* **Task to complete**
Count each line below that has "like" anywhere in it. Answer with the total alone.

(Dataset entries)
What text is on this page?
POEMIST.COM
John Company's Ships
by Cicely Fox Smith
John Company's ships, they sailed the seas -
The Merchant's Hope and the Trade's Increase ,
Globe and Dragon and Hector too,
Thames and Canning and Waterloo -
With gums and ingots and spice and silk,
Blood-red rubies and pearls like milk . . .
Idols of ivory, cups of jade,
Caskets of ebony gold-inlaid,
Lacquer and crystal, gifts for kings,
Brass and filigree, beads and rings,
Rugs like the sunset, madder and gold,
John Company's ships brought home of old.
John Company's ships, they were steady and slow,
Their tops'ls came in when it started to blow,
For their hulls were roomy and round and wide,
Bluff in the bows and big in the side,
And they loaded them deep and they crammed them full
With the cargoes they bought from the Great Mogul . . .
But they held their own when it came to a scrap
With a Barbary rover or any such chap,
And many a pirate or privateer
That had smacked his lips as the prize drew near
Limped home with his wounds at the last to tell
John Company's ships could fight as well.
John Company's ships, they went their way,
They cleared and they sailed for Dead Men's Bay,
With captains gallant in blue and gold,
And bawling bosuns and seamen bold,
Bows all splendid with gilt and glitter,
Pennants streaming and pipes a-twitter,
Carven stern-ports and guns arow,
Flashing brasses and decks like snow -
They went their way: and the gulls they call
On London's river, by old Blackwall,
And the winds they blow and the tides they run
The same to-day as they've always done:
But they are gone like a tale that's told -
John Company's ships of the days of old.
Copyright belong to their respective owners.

* **Right answer**
4